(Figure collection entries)
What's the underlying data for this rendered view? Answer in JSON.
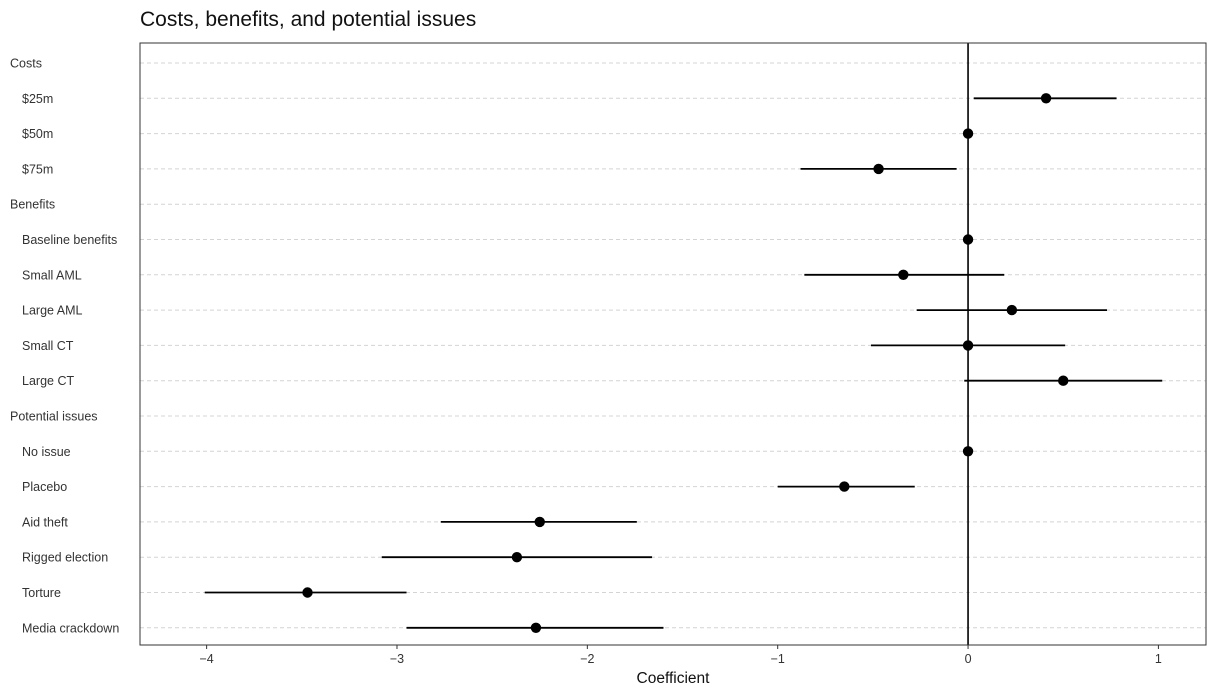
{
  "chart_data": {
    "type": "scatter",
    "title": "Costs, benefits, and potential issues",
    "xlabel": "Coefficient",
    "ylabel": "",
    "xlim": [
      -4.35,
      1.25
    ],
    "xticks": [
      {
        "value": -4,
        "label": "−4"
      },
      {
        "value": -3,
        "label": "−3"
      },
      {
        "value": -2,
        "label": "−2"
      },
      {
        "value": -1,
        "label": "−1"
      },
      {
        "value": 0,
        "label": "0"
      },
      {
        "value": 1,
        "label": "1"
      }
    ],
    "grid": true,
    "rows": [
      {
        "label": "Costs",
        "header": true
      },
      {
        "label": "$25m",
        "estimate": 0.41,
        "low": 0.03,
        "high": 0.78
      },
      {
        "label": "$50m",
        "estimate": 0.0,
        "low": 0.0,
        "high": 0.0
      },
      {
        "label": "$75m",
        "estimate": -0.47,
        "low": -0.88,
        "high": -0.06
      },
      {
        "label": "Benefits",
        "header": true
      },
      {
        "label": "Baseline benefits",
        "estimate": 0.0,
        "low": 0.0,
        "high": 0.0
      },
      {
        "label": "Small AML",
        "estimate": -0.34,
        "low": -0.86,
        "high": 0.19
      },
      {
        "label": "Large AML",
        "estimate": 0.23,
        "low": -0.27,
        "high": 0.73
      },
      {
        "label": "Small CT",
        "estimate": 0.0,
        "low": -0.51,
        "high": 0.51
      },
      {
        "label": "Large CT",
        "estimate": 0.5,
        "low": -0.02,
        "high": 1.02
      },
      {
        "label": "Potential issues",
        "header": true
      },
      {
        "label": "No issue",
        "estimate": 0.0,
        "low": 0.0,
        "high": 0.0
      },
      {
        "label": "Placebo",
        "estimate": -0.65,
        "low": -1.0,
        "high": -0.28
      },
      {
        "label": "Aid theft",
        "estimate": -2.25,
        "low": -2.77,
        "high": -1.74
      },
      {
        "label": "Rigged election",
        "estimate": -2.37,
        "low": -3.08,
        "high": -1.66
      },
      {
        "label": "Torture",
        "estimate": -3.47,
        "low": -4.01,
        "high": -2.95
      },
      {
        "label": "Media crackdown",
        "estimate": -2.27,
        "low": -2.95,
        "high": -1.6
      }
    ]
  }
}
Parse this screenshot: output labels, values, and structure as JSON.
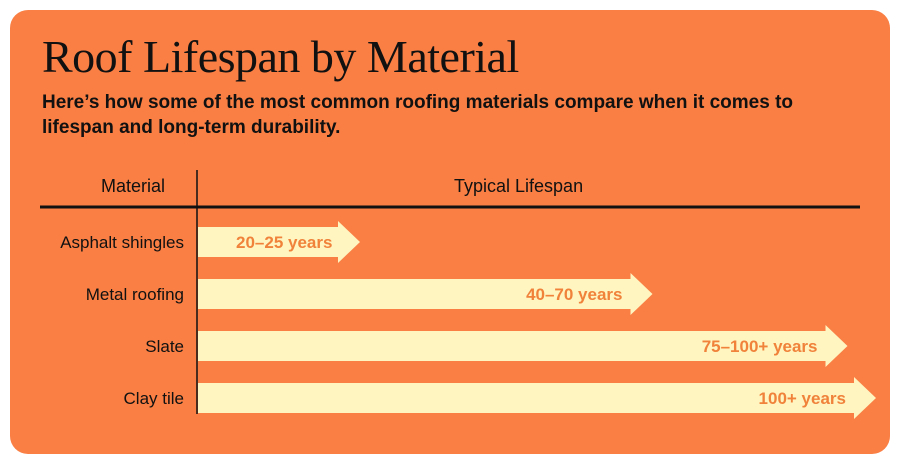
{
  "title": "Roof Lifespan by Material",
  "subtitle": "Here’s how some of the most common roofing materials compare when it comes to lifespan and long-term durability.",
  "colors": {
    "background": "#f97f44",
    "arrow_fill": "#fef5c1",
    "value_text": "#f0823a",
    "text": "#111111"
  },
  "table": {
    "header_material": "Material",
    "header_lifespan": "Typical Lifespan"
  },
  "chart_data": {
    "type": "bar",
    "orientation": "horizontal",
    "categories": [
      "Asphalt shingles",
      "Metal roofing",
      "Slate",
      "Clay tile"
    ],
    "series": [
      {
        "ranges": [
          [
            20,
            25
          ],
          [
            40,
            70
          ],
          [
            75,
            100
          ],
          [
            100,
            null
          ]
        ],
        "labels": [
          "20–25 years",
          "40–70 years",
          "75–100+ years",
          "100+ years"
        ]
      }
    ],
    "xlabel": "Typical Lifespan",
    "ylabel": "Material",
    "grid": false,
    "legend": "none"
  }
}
* * *
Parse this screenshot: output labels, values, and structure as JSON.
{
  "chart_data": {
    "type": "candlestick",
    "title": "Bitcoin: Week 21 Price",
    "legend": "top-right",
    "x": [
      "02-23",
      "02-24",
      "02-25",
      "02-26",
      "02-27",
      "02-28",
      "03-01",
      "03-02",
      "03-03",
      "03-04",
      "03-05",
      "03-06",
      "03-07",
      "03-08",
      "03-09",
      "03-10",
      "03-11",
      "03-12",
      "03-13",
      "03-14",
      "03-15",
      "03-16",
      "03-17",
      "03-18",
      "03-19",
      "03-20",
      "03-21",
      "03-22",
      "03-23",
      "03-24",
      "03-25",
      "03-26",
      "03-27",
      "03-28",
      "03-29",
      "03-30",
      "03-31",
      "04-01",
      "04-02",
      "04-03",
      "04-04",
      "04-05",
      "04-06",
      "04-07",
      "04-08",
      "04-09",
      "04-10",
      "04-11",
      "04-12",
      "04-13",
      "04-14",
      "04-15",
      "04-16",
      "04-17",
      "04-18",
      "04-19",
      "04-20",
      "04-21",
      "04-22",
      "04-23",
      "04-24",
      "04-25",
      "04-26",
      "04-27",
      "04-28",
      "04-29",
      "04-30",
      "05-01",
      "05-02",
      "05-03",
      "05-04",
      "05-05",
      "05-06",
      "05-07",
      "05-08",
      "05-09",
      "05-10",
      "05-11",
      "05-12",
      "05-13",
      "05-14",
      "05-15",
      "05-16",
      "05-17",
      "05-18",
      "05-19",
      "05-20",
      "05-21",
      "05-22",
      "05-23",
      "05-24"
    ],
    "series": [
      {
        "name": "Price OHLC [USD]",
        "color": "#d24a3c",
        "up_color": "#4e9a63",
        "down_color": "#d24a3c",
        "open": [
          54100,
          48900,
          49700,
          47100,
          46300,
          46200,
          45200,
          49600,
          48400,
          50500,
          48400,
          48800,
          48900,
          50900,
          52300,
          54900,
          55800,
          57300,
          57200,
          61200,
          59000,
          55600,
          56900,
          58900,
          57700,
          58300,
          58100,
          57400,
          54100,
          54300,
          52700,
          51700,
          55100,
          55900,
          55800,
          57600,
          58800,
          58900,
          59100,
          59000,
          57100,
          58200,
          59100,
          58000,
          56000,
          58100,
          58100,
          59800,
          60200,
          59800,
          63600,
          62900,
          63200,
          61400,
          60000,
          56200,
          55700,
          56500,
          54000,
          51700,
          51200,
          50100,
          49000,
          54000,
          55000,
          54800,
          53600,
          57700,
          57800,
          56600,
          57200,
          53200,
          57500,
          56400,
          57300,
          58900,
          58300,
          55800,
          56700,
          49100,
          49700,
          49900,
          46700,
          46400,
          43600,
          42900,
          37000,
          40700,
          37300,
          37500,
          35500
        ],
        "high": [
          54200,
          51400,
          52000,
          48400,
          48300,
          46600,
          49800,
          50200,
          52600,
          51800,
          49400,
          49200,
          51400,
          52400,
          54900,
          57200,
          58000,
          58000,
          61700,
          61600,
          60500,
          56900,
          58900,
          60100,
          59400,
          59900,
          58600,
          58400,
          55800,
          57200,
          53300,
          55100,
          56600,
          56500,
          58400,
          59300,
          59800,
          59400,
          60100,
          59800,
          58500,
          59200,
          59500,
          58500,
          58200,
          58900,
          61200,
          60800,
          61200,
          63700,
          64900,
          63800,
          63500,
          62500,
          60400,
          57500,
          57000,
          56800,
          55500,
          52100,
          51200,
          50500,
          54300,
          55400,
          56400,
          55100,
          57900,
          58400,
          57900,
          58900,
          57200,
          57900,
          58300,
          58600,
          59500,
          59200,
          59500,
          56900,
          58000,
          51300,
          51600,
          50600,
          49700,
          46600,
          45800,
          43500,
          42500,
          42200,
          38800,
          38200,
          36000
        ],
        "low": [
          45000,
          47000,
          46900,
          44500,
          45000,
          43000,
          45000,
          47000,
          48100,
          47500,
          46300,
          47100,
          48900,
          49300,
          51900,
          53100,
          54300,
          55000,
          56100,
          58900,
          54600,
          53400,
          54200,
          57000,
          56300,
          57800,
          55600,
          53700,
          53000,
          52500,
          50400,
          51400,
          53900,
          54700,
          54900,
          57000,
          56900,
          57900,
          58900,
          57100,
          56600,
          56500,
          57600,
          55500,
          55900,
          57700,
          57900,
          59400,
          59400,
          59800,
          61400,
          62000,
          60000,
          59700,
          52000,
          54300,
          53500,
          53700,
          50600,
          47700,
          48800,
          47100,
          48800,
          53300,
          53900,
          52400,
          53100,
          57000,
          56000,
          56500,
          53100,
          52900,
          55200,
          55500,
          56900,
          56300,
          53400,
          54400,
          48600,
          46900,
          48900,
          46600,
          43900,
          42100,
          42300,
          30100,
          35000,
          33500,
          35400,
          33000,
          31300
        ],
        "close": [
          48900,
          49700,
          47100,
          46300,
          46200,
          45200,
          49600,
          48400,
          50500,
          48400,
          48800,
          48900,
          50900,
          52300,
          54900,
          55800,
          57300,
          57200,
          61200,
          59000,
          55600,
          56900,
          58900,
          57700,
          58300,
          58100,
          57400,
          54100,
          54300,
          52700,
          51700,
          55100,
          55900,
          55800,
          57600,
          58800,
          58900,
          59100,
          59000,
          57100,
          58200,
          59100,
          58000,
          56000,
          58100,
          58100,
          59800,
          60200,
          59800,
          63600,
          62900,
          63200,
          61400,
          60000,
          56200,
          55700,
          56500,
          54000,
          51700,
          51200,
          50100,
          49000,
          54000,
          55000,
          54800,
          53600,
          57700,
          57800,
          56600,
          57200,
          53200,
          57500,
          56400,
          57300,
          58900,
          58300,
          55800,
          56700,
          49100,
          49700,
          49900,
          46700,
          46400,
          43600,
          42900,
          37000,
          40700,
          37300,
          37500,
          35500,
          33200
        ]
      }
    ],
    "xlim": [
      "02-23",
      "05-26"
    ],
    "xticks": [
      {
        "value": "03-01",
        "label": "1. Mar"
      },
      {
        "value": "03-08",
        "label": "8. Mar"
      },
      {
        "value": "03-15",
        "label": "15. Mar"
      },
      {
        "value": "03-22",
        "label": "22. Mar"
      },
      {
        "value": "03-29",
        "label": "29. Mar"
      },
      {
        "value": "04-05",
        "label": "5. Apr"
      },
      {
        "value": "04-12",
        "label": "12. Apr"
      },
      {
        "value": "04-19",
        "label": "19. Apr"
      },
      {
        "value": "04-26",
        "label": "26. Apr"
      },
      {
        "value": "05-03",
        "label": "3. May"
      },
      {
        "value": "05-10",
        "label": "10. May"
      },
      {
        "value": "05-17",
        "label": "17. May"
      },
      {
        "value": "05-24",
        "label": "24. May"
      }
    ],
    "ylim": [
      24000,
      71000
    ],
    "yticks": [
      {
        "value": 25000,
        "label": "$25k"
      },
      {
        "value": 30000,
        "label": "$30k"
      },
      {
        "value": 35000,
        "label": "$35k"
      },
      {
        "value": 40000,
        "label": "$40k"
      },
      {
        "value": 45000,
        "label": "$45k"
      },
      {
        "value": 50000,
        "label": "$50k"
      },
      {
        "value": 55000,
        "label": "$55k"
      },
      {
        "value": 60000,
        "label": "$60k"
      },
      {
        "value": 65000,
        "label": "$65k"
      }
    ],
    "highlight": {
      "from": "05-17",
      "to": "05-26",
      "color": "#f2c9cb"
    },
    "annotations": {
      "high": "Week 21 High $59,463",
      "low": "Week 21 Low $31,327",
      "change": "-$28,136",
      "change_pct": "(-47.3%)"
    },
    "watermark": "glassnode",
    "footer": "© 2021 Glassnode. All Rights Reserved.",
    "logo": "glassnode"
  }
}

# TASK DESCRIPTION
Go through the entries and return each line where the word "xlabel" appears.

# WRITTEN REPLY
    "xlabel": "Coefficient",
    "xlabel": "Typical Lifespan",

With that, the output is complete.